*SET TASK*:
Below are records; count the lines that contain "Ahmad" and give only the total.

*SUPPLIED DATA*:
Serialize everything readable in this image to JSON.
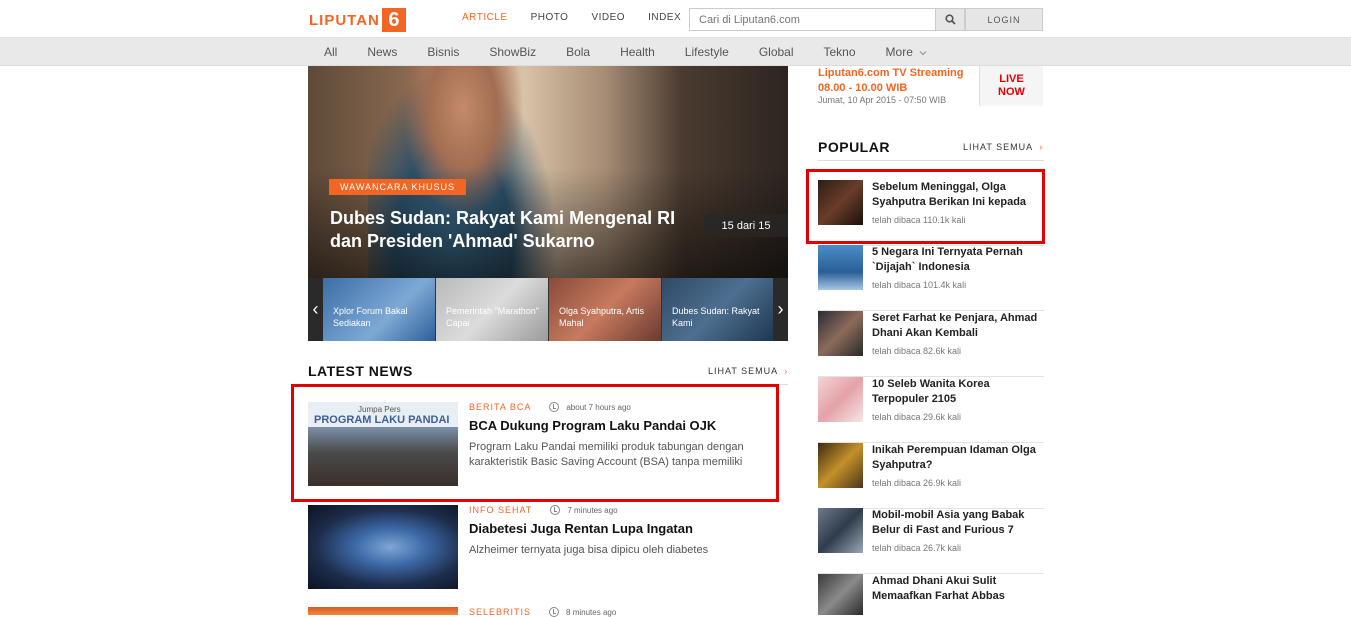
{
  "header": {
    "logo_text": "LIPUTAN",
    "logo_number": "6",
    "nav": [
      "ARTICLE",
      "PHOTO",
      "VIDEO",
      "INDEX"
    ],
    "search_placeholder": "Cari di Liputan6.com",
    "login_label": "LOGIN"
  },
  "categories": [
    "All",
    "News",
    "Bisnis",
    "ShowBiz",
    "Bola",
    "Health",
    "Lifestyle",
    "Global",
    "Tekno",
    "More"
  ],
  "hero": {
    "badge": "WAWANCARA KHUSUS",
    "title": "Dubes Sudan: Rakyat Kami Mengenal RI dan Presiden 'Ahmad' Sukarno",
    "counter": "15 dari 15",
    "thumbs": [
      "Xplor Forum Bakal Sediakan",
      "Pemerintah \"Marathon\" Capai",
      "Olga Syahputra, Artis Mahal",
      "Dubes Sudan: Rakyat Kami"
    ]
  },
  "latest": {
    "title": "LATEST NEWS",
    "link": "LIHAT SEMUA",
    "items": [
      {
        "category": "BERITA BCA",
        "time": "about 7 hours ago",
        "title": "BCA Dukung Program Laku Pandai OJK",
        "excerpt": "Program Laku Pandai memiliki produk tabungan dengan karakteristik Basic Saving Account (BSA) tanpa memiliki",
        "image_caption_1": "Jumpa Pers",
        "image_caption_2": "PROGRAM LAKU PANDAI"
      },
      {
        "category": "INFO SEHAT",
        "time": "7 minutes ago",
        "title": "Diabetesi Juga Rentan Lupa Ingatan",
        "excerpt": "Alzheimer ternyata juga bisa dipicu oleh diabetes"
      },
      {
        "category": "SELEBRITIS",
        "time": "8 minutes ago"
      }
    ]
  },
  "tv": {
    "title": "Liputan6.com TV Streaming",
    "time": "08.00 - 10.00 WIB",
    "date": "Jumat, 10 Apr 2015 - 07:50 WIB",
    "live_1": "LIVE",
    "live_2": "NOW"
  },
  "popular": {
    "title": "POPULAR",
    "link": "LIHAT SEMUA",
    "items": [
      {
        "title": "Sebelum Meninggal, Olga Syahputra Berikan Ini kepada",
        "reads": "telah dibaca 110.1k kali"
      },
      {
        "title": "5 Negara Ini Ternyata Pernah `Dijajah` Indonesia",
        "reads": "telah dibaca 101.4k kali"
      },
      {
        "title": "Seret Farhat ke Penjara, Ahmad Dhani Akan Kembali",
        "reads": "telah dibaca 82.6k kali"
      },
      {
        "title": "10 Seleb Wanita Korea Terpopuler 2105",
        "reads": "telah dibaca 29.6k kali"
      },
      {
        "title": "Inikah Perempuan Idaman Olga Syahputra?",
        "reads": "telah dibaca 26.9k kali"
      },
      {
        "title": "Mobil-mobil Asia yang Babak Belur di Fast and Furious 7",
        "reads": "telah dibaca 26.7k kali"
      },
      {
        "title": "Ahmad Dhani Akui Sulit Memaafkan Farhat Abbas",
        "reads": ""
      }
    ]
  }
}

*FULL ANSWER*:
3